[Opening Supplied passage section]

For example ‘Batman isn’t REALLY a good parent, he’s actually a bad parent’, when Batman has been written as a good parent by a number of writers, and has, in addition, been written as realizing that he’s screwed up with his children and resolved to fix it by even more. At the same time, stating ‘Batman isn’t REALLY a bad parent, he’s actually a good parent’ is also incorrect, because Batman has been written as a bad parent by a number of writers, either intentionally or not; in addition, the pattern presented by the tug-of-war between writers who believe he should be a good parent and writers who don’t has, over the years, created an unintentional pattern that strongly resembles that of an abusive relationship. So, stating he is a good parent is inaccurate and dismisses a bunch of his canon writing, but stating he is a bad parent also dismisses a bunch of his canon writing and the intentions of the authors that wrote him.
The secret here is realizing that Batman has had so many writers over the years that it’s practically impossible to find a universal truth about him beyond the basic premise and maybe very, very basic characterization keystones. Writers with different beliefs about both the character and the world at large have written him in accordance to their worldview, and sometimes that worldview will align with yours, and sometimes it won’t.
Like, at this point, Batman is more an idea than he is a character. He is the bare-knuckled fight against injustice, but what ‘injustice’ is depends heavily on your worldview, as does what ‘bare-knuckled’ and ‘fight’ mean. Batman has been interpreted in dozens of different ways over the years, and singling out a few of those as the True Batman is largely arbitrary and dependent on your personal taste and belief in what the character should be. The only ‘objective’ measurement you could apply here are the old Golden Age comics, and I think most fans can agree that measuring modern Batman comics by how faithful they are to the Golden Age comics is, more often than not, a little ridiculous.

[Closing Supplied passage section]
[Opening Dataset content section]

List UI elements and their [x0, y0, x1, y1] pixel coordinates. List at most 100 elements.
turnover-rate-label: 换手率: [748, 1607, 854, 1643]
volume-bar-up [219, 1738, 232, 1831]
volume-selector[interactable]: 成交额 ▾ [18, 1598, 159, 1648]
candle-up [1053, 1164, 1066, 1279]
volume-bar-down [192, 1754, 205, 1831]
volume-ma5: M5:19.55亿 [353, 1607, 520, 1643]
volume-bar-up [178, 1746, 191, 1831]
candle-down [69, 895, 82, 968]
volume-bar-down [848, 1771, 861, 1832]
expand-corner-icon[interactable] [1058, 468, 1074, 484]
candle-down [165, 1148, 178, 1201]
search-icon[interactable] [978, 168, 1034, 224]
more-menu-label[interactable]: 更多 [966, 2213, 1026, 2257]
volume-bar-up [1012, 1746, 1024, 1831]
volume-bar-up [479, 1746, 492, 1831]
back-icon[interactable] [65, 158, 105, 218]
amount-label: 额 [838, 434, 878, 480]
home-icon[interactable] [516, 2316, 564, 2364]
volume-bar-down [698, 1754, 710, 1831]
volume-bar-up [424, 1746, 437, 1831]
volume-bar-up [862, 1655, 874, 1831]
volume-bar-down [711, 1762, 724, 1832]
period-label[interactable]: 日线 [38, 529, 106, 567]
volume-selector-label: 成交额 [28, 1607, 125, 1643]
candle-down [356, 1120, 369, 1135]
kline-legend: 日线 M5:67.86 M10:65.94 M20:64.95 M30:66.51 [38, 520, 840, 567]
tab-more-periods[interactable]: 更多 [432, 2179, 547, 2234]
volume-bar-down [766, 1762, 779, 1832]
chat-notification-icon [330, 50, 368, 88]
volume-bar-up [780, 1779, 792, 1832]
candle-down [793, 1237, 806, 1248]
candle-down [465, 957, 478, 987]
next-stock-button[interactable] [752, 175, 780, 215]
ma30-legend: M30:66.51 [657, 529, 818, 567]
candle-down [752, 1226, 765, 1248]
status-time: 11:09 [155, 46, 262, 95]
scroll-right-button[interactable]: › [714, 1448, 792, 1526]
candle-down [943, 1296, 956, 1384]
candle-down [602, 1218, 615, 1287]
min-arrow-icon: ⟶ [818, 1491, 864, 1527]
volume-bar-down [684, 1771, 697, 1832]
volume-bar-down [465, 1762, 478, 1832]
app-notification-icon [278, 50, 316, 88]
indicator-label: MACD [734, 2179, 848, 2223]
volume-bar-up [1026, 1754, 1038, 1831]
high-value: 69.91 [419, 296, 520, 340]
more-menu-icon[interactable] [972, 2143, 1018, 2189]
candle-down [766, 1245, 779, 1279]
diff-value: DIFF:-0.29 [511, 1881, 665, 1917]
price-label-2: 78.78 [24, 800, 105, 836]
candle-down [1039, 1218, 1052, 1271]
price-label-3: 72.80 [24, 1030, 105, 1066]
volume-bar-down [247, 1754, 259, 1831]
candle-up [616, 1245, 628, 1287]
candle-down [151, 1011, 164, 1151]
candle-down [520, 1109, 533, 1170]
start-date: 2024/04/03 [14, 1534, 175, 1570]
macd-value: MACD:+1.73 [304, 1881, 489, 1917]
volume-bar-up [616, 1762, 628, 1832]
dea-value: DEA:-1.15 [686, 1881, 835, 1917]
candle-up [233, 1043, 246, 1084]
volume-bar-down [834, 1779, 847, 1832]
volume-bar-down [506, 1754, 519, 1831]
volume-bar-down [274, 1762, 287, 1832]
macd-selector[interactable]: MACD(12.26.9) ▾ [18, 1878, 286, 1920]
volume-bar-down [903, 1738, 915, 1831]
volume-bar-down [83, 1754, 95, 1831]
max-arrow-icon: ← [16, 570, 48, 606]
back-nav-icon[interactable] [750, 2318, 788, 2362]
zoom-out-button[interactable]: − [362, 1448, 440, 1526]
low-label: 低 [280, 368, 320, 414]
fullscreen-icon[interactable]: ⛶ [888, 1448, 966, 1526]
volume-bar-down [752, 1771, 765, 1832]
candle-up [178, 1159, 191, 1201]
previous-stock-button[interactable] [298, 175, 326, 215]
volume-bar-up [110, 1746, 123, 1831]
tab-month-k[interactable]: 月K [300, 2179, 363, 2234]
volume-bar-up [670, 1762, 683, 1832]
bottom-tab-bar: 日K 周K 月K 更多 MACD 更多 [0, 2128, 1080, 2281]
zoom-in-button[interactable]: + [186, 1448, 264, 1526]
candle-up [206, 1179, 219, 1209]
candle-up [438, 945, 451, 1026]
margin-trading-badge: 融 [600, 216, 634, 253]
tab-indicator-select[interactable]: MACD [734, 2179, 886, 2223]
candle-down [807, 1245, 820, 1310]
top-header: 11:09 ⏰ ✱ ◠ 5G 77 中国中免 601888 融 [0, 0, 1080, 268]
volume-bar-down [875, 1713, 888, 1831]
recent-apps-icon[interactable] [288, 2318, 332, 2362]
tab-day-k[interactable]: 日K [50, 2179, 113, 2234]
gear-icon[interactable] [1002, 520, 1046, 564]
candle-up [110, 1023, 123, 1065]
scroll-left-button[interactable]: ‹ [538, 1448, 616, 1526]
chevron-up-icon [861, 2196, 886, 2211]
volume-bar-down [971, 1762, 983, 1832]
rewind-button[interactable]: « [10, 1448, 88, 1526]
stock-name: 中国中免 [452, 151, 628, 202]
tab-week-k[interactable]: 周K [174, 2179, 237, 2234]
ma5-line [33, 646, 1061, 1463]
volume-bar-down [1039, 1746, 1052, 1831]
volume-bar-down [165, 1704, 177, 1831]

[Closing Dataset content section]

» Problem set
(a) From the passage about Batman, extract everything from "Like, at this" down to "a little ridiculous.".
(b) Answer these about the passage on Batman:
(i) According to the passage, what does the pattern created by the tug-of-war between writers strongly resemble?
(ii) What does the passage say Batman is, at this point, more than he is a character?
(iii) What does the passage name as the only "objective" measurement you could apply?
(c) Carry on the passage about Batman's many writers, starting after its last sentence.

» Answers for this exercise
(a)
Like, at this point, Batman is more an idea than he is a character. He is the bare-knuckled fight against injustice, but what ‘injustice’ is depends heavily on your worldview, as does what ‘bare-knuckled’ and ‘fight’ mean. Batman has been interpreted in dozens of different ways over the years, and singling out a few of those as the True Batman is largely arbitrary and dependent on your personal taste and belief in what the character should be. The only ‘objective’ measurement you could apply here are the old Golden Age comics, and I think most fans can agree that measuring modern Batman comics by how faithful they are to the Golden Age comics is, more often than not, a little ridiculous.

(b)
(i) An abusive relationship.
(ii) An idea.
(iii) The old Golden Age comics.

(c)
For the record, I do think that arguing about what Batman should be matters; if right-wing assholes use the character as a mouthpiece for their worldview we can and should critique that, but not because it’s ‘OOC’, but because the worldview espoused by those right-wing assholes is harmful and shitty. Batman should be a good parent, not because it’s ‘OOC’ for him to be a bad parent, but because having your paragon of justice be a child abuser is pretty shitty. Etc.
I don’t really have anywhere specific to go with this, I just think it’s a little strange when people try to view Batman as a character with a clear-cut characterization, rather than a concept that many people have approached in different ways over the years. Can that concept be mishandled? Sure. But it’s usually mishandled for reasons a bit more substantial than ‘a previous writer wrote it differently’.